EXERCISE DIRECTIONS: Write out the listing in full, matching it word for word.

-.-.-

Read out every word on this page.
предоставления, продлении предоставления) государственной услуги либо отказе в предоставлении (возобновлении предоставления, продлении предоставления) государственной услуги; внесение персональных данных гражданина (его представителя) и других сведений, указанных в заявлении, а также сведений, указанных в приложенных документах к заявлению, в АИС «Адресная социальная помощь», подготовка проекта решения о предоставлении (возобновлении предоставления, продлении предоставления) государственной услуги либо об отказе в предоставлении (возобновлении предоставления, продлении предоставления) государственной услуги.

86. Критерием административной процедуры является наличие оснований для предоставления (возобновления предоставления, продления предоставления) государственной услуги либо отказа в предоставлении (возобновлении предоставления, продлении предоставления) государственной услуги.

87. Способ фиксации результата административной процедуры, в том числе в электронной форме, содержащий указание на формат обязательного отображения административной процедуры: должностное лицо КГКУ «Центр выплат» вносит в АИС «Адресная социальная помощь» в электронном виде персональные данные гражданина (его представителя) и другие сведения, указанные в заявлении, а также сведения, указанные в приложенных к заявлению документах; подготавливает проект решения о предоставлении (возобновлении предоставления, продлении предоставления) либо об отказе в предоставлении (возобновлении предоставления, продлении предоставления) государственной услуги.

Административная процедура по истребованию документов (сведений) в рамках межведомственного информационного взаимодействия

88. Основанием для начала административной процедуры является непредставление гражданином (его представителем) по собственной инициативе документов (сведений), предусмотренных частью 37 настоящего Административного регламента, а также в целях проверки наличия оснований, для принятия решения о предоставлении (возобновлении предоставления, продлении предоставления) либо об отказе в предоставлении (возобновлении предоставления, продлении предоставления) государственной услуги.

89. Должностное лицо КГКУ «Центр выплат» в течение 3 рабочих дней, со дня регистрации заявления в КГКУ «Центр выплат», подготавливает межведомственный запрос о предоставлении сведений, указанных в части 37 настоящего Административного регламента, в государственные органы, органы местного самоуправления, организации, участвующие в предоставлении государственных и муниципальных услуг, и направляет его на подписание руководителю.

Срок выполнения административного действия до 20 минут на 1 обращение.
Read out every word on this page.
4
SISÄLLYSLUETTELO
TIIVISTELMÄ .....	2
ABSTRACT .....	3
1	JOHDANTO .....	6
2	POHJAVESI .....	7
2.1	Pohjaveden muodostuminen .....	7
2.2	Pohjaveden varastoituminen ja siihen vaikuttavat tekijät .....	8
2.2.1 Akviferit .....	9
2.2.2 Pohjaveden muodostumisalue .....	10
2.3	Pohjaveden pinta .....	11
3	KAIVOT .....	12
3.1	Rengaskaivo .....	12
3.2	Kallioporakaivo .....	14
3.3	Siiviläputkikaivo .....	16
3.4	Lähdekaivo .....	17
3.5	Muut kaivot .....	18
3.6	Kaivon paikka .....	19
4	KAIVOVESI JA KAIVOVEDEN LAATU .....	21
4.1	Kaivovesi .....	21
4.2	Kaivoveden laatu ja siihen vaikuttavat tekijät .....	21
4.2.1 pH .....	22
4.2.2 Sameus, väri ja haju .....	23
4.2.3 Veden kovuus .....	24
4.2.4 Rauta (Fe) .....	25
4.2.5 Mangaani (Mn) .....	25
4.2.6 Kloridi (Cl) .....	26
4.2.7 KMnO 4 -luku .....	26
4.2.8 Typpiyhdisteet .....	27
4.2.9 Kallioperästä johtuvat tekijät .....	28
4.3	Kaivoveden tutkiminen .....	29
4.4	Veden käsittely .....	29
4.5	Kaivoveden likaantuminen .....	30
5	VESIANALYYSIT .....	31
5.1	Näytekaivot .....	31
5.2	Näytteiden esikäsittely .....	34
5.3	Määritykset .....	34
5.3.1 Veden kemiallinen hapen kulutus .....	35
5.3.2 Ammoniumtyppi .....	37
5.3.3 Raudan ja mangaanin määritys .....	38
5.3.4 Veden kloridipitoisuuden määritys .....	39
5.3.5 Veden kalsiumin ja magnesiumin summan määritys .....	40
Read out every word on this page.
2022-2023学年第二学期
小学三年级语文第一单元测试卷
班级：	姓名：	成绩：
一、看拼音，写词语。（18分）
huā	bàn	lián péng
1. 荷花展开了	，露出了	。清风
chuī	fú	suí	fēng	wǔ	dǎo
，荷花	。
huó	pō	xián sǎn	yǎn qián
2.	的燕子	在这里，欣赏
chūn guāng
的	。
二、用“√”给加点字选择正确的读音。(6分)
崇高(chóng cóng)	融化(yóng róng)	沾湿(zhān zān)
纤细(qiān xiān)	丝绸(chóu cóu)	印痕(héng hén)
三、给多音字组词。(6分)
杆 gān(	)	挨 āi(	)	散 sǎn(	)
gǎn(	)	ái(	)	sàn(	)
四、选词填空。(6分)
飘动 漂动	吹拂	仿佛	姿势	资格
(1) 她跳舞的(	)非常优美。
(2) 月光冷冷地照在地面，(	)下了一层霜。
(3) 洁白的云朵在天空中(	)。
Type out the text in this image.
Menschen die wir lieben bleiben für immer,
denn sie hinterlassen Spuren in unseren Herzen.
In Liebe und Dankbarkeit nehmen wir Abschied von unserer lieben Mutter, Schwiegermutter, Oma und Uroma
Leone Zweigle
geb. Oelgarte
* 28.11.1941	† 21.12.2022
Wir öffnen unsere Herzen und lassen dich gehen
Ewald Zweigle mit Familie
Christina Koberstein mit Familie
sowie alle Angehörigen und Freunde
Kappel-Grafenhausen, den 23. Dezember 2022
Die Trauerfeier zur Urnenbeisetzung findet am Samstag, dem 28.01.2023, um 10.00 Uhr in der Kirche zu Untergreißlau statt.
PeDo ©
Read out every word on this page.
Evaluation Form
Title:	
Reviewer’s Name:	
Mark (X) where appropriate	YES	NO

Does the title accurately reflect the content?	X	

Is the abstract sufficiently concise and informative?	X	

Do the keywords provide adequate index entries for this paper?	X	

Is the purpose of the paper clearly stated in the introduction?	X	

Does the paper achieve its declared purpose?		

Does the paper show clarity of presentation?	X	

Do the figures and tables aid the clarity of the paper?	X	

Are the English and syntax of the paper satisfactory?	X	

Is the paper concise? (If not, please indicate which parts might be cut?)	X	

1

-.-.-

CORRECT RESPONSE:
Read out every word on this page.
предоставления, продлении предоставления) государственной услуги либо отказе в предоставлении (возобновлении предоставления, продлении предоставления) государственной услуги; внесение персональных данных гражданина (его представителя) и других сведений, указанных в заявлении, а также сведений, указанных в приложенных документах к заявлению, в АИС «Адресная социальная помощь», подготовка проекта решения о предоставлении (возобновлении предоставления, продлении предоставления) государственной услуги либо об отказе в предоставлении (возобновлении предоставления, продлении предоставления) государственной услуги.

86. Критерием административной процедуры является наличие оснований для предоставления (возобновления предоставления, продления предоставления) государственной услуги либо отказа в предоставлении (возобновлении предоставления, продлении предоставления) государственной услуги.

87. Способ фиксации результата административной процедуры, в том числе в электронной форме, содержащий указание на формат обязательного отображения административной процедуры: должностное лицо КГКУ «Центр выплат» вносит в АИС «Адресная социальная помощь» в электронном виде персональные данные гражданина (его представителя) и другие сведения, указанные в заявлении, а также сведения, указанные в приложенных к заявлению документах; подготавливает проект решения о предоставлении (возобновлении предоставления, продлении предоставления) либо об отказе в предоставлении (возобновлении предоставления, продлении предоставления) государственной услуги.

Административная процедура по истребованию документов (сведений) в рамках межведомственного информационного взаимодействия

88. Основанием для начала административной процедуры является непредставление гражданином (его представителем) по собственной инициативе документов (сведений), предусмотренных частью 37 настоящего Административного регламента, а также в целях проверки наличия оснований, для принятия решения о предоставлении (возобновлении предоставления, продлении предоставления) либо об отказе в предоставлении (возобновлении предоставления, продлении предоставления) государственной услуги.

89. Должностное лицо КГКУ «Центр выплат» в течение 3 рабочих дней, со дня регистрации заявления в КГКУ «Центр выплат», подготавливает межведомственный запрос о предоставлении сведений, указанных в части 37 настоящего Административного регламента, в государственные органы, органы местного самоуправления, организации, участвующие в предоставлении государственных и муниципальных услуг, и направляет его на подписание руководителю.

Срок выполнения административного действия до 20 минут на 1 обращение.
Read out every word on this page.
4
SISÄLLYSLUETTELO
TIIVISTELMÄ .....	2
ABSTRACT .....	3
1	JOHDANTO .....	6
2	POHJAVESI .....	7
2.1	Pohjaveden muodostuminen .....	7
2.2	Pohjaveden varastoituminen ja siihen vaikuttavat tekijät .....	8
2.2.1 Akviferit .....	9
2.2.2 Pohjaveden muodostumisalue .....	10
2.3	Pohjaveden pinta .....	11
3	KAIVOT .....	12
3.1	Rengaskaivo .....	12
3.2	Kallioporakaivo .....	14
3.3	Siiviläputkikaivo .....	16
3.4	Lähdekaivo .....	17
3.5	Muut kaivot .....	18
3.6	Kaivon paikka .....	19
4	KAIVOVESI JA KAIVOVEDEN LAATU .....	21
4.1	Kaivovesi .....	21
4.2	Kaivoveden laatu ja siihen vaikuttavat tekijät .....	21
4.2.1 pH .....	22
4.2.2 Sameus, väri ja haju .....	23
4.2.3 Veden kovuus .....	24
4.2.4 Rauta (Fe) .....	25
4.2.5 Mangaani (Mn) .....	25
4.2.6 Kloridi (Cl) .....	26
4.2.7 KMnO 4 -luku .....	26
4.2.8 Typpiyhdisteet .....	27
4.2.9 Kallioperästä johtuvat tekijät .....	28
4.3	Kaivoveden tutkiminen .....	29
4.4	Veden käsittely .....	29
4.5	Kaivoveden likaantuminen .....	30
5	VESIANALYYSIT .....	31
5.1	Näytekaivot .....	31
5.2	Näytteiden esikäsittely .....	34
5.3	Määritykset .....	34
5.3.1 Veden kemiallinen hapen kulutus .....	35
5.3.2 Ammoniumtyppi .....	37
5.3.3 Raudan ja mangaanin määritys .....	38
5.3.4 Veden kloridipitoisuuden määritys .....	39
5.3.5 Veden kalsiumin ja magnesiumin summan määritys .....	40
Read out every word on this page.
2022-2023学年第二学期
小学三年级语文第一单元测试卷
班级：	姓名：	成绩：
一、看拼音，写词语。（18分）
huā	bàn	lián péng
1. 荷花展开了	，露出了	。清风
chuī	fú	suí	fēng	wǔ	dǎo
，荷花	。
huó	pō	xián sǎn	yǎn qián
2.	的燕子	在这里，欣赏
chūn guāng
的	。
二、用“√”给加点字选择正确的读音。(6分)
崇高(chóng cóng)	融化(yóng róng)	沾湿(zhān zān)
纤细(qiān xiān)	丝绸(chóu cóu)	印痕(héng hén)
三、给多音字组词。(6分)
杆 gān(	)	挨 āi(	)	散 sǎn(	)
gǎn(	)	ái(	)	sàn(	)
四、选词填空。(6分)
飘动 漂动	吹拂	仿佛	姿势	资格
(1) 她跳舞的(	)非常优美。
(2) 月光冷冷地照在地面，(	)下了一层霜。
(3) 洁白的云朵在天空中(	)。
Type out the text in this image.
Menschen die wir lieben bleiben für immer,
denn sie hinterlassen Spuren in unseren Herzen.
In Liebe und Dankbarkeit nehmen wir Abschied von unserer lieben Mutter, Schwiegermutter, Oma und Uroma
Leone Zweigle
geb. Oelgarte
* 28.11.1941	† 21.12.2022
Wir öffnen unsere Herzen und lassen dich gehen
Ewald Zweigle mit Familie
Christina Koberstein mit Familie
sowie alle Angehörigen und Freunde
Kappel-Grafenhausen, den 23. Dezember 2022
Die Trauerfeier zur Urnenbeisetzung findet am Samstag, dem 28.01.2023, um 10.00 Uhr in der Kirche zu Untergreißlau statt.
PeDo ©
Read out every word on this page.
Evaluation Form
Title:	
Reviewer’s Name:	
Mark (X) where appropriate	YES	NO

Does the title accurately reflect the content?	X	

Is the abstract sufficiently concise and informative?	X	

Do the keywords provide adequate index entries for this paper?	X	

Is the purpose of the paper clearly stated in the introduction?	X	

Does the paper achieve its declared purpose?		

Does the paper show clarity of presentation?	X	

Do the figures and tables aid the clarity of the paper?	X	

Are the English and syntax of the paper satisfactory?	X	

Is the paper concise? (If not, please indicate which parts might be cut?)	X	

1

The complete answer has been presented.